**Description of the task**.
Tally every line of the listing where the string "cine" is found, and state the total alone.

**Supplied material**.

** begin **

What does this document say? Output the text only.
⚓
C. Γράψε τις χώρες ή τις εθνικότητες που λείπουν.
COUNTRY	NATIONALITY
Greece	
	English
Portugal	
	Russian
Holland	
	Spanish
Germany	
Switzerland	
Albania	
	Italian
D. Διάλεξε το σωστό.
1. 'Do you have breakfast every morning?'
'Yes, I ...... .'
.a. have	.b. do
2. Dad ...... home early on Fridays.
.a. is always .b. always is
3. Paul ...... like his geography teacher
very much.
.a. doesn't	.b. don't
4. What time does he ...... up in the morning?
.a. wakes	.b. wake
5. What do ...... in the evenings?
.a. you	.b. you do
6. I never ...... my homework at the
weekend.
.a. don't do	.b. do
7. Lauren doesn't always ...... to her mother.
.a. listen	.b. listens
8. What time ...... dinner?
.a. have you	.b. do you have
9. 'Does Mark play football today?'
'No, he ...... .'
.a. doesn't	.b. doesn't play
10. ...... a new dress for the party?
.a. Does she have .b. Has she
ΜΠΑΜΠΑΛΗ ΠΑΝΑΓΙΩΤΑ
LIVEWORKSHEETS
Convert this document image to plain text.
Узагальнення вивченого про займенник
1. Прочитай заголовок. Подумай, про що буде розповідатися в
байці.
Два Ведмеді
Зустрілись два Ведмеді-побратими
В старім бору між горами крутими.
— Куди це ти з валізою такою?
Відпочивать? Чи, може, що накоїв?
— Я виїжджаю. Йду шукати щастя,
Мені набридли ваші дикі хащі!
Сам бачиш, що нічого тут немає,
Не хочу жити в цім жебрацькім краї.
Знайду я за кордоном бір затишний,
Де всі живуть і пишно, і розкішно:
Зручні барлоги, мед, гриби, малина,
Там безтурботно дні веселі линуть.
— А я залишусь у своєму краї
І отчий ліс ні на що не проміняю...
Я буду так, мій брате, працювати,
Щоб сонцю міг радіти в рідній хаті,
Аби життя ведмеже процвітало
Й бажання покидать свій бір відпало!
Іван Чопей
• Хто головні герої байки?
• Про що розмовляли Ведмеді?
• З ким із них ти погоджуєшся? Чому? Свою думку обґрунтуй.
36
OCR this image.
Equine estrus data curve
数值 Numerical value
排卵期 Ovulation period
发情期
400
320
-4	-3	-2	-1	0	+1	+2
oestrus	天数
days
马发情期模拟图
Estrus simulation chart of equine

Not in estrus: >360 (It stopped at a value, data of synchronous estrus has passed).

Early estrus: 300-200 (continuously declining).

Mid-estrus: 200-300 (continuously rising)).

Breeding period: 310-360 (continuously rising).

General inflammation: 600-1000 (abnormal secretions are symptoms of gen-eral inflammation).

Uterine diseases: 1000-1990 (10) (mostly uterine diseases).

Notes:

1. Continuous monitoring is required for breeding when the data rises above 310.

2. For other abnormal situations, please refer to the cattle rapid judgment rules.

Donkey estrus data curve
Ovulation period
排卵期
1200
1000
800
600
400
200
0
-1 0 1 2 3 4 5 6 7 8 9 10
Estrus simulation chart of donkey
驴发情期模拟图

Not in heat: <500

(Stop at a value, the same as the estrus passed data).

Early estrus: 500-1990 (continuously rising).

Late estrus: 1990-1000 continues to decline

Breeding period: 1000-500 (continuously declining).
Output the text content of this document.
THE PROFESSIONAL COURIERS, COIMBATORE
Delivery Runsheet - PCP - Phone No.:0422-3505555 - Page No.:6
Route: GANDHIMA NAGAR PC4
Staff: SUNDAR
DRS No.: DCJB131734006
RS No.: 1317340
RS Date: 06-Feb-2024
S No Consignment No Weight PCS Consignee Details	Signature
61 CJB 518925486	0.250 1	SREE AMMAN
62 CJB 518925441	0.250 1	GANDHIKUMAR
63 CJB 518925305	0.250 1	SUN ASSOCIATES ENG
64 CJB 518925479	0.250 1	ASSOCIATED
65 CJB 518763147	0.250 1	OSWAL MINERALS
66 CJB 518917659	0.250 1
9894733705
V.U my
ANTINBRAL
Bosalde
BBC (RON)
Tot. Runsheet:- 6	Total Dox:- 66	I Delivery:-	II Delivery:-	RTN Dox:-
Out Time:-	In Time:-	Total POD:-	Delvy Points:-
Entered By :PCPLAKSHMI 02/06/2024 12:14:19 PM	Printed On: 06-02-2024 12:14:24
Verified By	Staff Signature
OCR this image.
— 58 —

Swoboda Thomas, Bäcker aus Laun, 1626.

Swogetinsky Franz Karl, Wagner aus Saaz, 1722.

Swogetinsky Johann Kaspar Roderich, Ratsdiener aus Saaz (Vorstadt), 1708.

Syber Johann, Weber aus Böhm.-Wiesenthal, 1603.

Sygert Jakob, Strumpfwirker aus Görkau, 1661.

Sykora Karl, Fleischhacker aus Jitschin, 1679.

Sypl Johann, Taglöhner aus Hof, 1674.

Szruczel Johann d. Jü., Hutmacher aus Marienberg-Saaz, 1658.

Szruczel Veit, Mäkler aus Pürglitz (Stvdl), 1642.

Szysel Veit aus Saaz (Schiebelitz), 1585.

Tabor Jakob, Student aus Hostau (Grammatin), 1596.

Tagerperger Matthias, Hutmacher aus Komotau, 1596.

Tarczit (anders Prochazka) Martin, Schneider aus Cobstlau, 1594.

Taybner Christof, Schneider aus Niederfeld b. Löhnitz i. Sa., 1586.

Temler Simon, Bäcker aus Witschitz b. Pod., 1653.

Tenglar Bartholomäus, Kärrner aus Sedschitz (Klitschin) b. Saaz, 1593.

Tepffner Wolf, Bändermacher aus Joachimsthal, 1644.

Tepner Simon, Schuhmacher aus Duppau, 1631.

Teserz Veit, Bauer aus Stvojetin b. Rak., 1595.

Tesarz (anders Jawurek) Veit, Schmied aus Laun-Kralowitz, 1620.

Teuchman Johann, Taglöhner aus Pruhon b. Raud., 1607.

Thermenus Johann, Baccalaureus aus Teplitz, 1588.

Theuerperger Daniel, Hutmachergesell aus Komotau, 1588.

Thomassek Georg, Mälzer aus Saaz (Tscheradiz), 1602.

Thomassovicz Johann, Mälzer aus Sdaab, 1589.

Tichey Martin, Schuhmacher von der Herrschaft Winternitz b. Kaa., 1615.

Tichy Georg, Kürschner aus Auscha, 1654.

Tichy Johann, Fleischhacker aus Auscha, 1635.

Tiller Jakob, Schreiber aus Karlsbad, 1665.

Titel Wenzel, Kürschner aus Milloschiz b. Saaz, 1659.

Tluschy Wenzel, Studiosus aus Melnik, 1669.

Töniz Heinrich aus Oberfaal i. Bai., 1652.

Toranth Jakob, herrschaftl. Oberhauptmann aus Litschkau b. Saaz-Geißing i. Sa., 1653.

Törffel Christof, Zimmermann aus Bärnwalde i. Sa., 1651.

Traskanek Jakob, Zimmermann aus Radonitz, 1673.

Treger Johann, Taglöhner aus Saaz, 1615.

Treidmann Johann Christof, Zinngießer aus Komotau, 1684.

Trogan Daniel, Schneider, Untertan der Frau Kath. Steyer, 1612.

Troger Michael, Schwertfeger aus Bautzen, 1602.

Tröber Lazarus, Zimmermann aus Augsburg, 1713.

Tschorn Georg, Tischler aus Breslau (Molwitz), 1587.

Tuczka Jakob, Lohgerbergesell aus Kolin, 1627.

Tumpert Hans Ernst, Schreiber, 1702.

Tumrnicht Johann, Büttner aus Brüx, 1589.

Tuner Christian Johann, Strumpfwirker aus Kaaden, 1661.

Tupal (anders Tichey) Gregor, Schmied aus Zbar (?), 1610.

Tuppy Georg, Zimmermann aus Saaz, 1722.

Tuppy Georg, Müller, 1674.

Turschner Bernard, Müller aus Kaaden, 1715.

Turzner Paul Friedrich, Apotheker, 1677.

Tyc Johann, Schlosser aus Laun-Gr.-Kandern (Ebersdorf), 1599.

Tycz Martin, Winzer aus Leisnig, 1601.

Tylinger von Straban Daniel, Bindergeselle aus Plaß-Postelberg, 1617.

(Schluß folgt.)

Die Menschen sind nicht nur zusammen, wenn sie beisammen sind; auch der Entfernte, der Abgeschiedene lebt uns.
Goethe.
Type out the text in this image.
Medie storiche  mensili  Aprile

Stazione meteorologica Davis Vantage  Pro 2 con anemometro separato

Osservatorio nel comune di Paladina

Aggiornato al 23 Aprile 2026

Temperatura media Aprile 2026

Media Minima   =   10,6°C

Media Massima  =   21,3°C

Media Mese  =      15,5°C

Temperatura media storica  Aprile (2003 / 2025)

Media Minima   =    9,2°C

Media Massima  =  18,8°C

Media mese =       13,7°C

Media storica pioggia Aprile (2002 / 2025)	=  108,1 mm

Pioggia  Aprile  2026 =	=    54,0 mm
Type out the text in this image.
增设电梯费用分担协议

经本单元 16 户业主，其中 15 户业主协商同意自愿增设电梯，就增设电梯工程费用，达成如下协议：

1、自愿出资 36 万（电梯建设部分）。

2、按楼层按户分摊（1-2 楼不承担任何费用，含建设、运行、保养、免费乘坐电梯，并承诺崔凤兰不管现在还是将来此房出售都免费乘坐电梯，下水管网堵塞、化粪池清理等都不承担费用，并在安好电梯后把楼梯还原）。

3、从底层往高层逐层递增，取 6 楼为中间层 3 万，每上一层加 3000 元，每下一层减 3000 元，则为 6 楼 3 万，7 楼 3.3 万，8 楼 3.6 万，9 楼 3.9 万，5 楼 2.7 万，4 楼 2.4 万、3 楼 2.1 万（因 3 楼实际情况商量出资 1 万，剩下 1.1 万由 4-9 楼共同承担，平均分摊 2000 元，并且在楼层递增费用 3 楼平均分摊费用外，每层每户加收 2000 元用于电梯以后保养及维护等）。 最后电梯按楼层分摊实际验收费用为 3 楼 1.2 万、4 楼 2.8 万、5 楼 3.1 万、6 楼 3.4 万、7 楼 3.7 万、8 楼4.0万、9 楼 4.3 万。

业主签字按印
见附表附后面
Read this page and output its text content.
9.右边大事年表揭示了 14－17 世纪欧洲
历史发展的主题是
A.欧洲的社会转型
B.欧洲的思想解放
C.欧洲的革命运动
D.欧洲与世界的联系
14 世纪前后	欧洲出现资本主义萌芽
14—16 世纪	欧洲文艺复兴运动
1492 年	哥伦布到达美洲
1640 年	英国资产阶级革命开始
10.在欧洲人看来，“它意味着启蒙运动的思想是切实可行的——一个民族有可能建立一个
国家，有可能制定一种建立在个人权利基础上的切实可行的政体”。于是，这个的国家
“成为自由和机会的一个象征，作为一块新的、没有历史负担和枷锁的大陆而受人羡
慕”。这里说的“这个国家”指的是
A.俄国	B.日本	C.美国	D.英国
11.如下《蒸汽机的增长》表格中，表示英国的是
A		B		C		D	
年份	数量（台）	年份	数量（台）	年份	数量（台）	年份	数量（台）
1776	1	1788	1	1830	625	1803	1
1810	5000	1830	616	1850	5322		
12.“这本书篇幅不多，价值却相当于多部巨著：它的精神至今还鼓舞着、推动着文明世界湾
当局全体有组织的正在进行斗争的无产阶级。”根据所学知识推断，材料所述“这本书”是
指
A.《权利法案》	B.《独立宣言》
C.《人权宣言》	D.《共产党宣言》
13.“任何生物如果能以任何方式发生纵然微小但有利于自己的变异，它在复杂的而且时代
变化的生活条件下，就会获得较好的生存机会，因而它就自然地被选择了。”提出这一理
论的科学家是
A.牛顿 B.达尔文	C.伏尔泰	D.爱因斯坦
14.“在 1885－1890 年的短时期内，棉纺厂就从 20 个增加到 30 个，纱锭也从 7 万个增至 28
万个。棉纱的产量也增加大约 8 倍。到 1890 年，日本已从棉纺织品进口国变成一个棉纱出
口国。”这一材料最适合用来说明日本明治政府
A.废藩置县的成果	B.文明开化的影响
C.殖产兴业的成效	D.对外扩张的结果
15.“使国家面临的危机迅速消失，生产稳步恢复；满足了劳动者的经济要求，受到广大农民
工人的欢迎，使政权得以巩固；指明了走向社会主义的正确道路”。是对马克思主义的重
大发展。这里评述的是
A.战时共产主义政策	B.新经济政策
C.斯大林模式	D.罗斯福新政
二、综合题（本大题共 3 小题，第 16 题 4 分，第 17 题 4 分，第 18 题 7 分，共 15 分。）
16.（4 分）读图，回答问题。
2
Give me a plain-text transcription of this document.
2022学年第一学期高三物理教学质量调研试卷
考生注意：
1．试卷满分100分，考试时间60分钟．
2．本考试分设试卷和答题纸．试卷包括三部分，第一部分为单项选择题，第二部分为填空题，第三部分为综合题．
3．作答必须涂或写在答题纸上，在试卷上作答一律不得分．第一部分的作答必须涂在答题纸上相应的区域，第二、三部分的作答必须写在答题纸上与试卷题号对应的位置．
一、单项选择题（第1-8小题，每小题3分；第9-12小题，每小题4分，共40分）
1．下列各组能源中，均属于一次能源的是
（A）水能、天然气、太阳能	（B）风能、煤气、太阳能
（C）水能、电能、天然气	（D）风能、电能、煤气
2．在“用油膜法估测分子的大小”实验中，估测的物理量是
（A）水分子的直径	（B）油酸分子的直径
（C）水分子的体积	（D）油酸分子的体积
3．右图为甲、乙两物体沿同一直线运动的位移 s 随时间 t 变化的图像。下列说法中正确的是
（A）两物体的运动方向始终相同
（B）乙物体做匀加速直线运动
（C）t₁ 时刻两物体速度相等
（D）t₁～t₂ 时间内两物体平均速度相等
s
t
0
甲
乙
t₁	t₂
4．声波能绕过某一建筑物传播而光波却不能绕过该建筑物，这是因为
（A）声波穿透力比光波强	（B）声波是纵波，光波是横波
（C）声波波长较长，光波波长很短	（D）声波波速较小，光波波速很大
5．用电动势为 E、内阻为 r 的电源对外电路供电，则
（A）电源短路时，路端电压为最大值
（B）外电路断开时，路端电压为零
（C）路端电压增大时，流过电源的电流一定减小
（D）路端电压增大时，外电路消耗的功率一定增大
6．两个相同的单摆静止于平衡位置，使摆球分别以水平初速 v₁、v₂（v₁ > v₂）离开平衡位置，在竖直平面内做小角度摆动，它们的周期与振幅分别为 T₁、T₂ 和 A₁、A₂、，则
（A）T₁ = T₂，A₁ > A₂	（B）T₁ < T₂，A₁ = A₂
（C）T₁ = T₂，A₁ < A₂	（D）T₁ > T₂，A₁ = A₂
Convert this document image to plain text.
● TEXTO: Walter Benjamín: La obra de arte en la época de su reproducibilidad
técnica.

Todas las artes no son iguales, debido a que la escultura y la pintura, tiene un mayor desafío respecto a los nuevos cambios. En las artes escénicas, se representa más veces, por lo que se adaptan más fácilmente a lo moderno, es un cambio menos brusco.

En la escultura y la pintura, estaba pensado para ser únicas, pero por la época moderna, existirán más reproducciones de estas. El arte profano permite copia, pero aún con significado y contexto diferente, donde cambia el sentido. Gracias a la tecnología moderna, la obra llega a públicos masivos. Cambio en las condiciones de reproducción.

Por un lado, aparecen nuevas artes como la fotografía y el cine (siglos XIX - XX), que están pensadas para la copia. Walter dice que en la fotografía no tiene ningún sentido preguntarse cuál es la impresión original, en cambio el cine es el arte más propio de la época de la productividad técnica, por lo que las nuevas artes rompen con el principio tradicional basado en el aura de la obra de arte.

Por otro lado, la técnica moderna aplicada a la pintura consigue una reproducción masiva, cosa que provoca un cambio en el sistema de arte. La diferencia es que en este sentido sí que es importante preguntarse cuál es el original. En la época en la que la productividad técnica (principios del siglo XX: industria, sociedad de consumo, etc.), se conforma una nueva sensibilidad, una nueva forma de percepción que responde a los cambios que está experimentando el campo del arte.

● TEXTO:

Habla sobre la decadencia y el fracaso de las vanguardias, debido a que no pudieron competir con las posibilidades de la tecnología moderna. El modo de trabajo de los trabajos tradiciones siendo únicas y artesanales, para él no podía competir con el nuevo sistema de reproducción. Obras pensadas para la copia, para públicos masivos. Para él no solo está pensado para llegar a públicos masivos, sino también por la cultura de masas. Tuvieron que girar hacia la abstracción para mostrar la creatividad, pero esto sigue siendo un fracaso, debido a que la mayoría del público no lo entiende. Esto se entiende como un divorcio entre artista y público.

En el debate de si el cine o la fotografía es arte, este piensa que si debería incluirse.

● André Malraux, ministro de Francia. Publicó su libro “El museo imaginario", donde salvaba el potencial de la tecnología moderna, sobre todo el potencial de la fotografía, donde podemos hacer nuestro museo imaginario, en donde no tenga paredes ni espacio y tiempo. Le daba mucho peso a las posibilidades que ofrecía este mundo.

** end **

**Reply to the task**.
2